►

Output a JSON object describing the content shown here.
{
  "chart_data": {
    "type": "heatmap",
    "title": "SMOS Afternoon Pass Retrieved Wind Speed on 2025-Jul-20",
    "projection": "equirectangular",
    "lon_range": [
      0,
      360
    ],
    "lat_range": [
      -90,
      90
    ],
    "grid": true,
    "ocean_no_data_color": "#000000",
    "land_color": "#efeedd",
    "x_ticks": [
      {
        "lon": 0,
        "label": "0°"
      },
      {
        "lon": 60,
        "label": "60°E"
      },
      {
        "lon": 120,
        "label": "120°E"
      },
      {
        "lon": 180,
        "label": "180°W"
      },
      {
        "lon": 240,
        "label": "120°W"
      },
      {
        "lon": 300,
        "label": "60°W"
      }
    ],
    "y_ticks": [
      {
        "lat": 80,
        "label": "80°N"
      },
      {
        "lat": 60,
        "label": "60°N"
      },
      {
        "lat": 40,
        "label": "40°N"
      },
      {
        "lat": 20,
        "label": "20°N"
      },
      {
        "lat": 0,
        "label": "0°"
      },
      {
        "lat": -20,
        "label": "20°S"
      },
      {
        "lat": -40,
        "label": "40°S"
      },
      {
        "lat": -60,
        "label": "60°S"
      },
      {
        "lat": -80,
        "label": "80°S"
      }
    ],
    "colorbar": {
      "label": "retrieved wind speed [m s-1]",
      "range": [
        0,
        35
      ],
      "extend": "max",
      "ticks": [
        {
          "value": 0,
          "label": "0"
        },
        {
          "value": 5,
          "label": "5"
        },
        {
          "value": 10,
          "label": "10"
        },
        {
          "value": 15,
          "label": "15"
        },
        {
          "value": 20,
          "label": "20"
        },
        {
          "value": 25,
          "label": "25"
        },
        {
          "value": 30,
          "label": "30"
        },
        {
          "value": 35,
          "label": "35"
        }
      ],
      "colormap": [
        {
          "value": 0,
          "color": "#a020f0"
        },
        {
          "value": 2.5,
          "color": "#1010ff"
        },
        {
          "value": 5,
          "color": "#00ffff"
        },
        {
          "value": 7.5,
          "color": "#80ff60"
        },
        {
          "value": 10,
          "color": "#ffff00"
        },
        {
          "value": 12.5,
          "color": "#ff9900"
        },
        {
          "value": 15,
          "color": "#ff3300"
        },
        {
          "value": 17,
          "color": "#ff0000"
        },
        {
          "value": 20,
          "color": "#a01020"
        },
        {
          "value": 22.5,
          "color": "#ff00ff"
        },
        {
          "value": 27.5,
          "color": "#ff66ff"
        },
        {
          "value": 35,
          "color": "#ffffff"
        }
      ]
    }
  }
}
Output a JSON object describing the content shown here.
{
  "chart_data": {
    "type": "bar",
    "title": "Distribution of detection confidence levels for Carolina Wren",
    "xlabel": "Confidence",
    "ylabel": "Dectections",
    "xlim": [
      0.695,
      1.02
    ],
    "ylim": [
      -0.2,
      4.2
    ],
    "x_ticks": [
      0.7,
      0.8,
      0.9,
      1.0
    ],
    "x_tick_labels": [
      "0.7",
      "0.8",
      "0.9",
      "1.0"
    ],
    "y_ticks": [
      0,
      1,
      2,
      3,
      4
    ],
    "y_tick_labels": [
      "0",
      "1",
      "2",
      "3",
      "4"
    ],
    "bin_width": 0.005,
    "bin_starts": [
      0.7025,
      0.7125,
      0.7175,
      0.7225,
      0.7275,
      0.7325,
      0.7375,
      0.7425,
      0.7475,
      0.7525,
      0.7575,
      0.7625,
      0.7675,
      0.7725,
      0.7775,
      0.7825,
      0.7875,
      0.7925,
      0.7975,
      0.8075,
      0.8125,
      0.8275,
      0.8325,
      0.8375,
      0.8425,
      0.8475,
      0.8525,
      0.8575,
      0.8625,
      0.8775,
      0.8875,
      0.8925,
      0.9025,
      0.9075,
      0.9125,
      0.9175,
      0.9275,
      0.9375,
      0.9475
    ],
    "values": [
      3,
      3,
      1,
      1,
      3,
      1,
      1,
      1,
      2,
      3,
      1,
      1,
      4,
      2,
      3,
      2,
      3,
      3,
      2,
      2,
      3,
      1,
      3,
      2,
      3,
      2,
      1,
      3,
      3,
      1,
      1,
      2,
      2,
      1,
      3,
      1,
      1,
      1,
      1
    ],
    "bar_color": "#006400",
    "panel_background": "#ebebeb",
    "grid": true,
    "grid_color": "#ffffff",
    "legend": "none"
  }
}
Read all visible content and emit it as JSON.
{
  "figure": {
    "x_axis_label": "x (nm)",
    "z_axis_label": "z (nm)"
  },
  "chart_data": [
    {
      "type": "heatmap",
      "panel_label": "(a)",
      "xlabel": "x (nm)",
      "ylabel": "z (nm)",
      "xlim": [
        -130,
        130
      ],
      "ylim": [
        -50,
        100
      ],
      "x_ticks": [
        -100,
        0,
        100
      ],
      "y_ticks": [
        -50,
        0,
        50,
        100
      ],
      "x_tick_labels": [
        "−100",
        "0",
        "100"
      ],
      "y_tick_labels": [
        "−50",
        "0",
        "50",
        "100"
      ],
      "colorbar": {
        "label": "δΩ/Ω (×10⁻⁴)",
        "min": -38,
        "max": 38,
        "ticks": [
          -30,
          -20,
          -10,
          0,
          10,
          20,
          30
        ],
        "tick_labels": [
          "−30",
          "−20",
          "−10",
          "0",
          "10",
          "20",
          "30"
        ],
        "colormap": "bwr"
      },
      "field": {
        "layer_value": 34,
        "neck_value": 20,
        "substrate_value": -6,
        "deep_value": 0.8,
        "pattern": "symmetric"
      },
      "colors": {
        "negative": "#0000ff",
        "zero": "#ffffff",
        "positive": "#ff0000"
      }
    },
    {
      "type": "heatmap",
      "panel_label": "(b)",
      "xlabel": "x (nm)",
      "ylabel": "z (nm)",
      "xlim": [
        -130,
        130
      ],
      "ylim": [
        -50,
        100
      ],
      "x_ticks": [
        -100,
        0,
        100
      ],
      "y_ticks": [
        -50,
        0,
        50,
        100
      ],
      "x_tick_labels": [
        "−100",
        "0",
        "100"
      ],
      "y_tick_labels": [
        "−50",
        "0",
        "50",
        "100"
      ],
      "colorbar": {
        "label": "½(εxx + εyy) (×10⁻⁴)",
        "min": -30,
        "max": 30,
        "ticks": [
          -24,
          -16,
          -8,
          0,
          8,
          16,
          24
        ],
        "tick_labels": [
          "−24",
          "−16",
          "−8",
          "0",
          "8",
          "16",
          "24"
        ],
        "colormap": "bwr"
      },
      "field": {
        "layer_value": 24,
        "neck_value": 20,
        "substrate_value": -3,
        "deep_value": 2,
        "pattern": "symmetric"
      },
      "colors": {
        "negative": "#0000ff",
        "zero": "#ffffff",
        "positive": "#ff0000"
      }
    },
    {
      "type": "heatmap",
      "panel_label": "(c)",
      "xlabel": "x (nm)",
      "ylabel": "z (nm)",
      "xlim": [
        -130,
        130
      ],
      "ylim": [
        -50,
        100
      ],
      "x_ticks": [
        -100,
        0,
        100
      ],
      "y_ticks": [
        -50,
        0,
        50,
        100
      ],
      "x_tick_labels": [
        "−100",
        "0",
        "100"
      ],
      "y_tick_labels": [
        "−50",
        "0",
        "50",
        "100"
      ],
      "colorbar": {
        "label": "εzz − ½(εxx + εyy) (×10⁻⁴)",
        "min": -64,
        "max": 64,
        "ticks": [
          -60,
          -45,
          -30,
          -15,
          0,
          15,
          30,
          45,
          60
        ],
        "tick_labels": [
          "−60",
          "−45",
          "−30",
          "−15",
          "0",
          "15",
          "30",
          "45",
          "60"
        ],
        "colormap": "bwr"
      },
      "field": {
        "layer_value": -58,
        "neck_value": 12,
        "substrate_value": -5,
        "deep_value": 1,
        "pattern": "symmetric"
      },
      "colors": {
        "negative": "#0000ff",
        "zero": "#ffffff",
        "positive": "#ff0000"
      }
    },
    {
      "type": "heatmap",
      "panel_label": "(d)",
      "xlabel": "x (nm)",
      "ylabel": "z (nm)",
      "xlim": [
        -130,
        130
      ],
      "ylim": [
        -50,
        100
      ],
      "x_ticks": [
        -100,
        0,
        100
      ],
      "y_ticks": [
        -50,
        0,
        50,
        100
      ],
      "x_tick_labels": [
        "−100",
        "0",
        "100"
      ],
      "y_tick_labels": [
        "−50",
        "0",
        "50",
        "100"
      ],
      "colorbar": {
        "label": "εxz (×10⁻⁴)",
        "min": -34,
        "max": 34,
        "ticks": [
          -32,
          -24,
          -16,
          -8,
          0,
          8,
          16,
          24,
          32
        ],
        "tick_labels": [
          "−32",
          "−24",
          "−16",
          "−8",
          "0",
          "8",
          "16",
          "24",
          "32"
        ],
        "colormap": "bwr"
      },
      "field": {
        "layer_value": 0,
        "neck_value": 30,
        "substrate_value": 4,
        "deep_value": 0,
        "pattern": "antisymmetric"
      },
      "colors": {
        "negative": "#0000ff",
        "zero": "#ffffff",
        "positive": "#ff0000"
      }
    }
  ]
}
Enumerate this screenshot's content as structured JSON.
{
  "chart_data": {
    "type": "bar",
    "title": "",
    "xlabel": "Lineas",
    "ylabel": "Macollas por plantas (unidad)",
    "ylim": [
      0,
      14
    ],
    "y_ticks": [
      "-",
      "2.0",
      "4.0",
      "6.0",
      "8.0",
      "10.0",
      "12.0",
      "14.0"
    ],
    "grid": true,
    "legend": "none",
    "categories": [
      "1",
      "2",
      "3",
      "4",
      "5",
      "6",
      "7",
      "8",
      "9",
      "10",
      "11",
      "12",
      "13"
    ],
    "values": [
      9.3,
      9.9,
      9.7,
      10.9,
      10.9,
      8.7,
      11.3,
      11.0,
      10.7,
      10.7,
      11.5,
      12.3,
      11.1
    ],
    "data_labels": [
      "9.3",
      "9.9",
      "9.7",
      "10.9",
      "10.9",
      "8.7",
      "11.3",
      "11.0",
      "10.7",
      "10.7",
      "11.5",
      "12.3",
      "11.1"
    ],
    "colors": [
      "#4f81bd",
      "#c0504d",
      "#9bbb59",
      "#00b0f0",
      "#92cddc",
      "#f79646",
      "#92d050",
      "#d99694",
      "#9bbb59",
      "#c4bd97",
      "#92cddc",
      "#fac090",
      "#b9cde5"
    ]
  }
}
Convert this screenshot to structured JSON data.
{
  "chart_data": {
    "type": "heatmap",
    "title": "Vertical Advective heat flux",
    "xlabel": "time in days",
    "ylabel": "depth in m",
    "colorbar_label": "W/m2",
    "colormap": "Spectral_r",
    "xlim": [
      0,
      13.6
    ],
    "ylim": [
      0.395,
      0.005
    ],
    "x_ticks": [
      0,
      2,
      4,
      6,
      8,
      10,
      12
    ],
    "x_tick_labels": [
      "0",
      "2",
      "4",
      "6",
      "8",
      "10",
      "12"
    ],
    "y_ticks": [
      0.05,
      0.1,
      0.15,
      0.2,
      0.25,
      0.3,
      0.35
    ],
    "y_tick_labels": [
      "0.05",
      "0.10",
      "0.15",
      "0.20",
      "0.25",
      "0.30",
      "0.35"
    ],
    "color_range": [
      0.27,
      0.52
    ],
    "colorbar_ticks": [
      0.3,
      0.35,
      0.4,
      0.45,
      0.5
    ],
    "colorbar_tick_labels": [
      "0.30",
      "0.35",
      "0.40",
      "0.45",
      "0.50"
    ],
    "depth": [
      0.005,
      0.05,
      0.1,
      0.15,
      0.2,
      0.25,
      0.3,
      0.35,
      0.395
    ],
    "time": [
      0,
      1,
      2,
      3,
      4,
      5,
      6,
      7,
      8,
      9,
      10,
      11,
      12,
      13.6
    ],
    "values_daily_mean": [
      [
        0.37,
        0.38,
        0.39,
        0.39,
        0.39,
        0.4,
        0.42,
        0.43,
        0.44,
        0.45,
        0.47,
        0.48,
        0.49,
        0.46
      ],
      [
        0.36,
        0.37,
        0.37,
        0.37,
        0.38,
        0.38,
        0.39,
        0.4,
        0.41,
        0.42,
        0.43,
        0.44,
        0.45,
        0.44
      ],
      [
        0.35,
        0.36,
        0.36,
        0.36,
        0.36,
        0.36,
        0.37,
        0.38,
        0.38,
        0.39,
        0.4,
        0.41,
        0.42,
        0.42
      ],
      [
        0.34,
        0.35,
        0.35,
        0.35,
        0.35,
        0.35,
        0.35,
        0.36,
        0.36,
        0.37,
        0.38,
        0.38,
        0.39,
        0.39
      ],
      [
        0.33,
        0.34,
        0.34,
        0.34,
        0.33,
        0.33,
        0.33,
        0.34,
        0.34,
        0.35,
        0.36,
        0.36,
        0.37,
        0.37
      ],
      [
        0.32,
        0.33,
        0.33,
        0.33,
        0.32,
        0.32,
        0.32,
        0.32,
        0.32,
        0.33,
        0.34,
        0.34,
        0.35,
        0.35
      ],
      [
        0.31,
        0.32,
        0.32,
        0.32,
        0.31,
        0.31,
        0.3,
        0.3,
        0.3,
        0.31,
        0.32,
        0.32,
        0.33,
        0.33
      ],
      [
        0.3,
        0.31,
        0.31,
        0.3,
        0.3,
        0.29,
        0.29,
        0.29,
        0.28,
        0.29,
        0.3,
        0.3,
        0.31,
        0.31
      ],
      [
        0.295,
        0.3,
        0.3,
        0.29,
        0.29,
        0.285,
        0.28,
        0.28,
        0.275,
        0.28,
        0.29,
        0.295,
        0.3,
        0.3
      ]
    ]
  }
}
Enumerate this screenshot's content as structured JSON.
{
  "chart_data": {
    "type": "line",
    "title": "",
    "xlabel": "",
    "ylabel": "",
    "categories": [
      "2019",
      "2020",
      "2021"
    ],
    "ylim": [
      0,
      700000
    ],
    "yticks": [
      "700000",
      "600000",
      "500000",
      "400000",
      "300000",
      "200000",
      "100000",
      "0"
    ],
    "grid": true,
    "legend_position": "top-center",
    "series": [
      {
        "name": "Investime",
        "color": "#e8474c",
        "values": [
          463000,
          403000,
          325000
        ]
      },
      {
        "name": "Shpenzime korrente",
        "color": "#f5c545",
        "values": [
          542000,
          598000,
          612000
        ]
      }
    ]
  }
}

◄

# Stated problem
Identify and list each line with the word "name".

# Exercise result
        "name": "Investime",
        "name": "Shpenzime korrente",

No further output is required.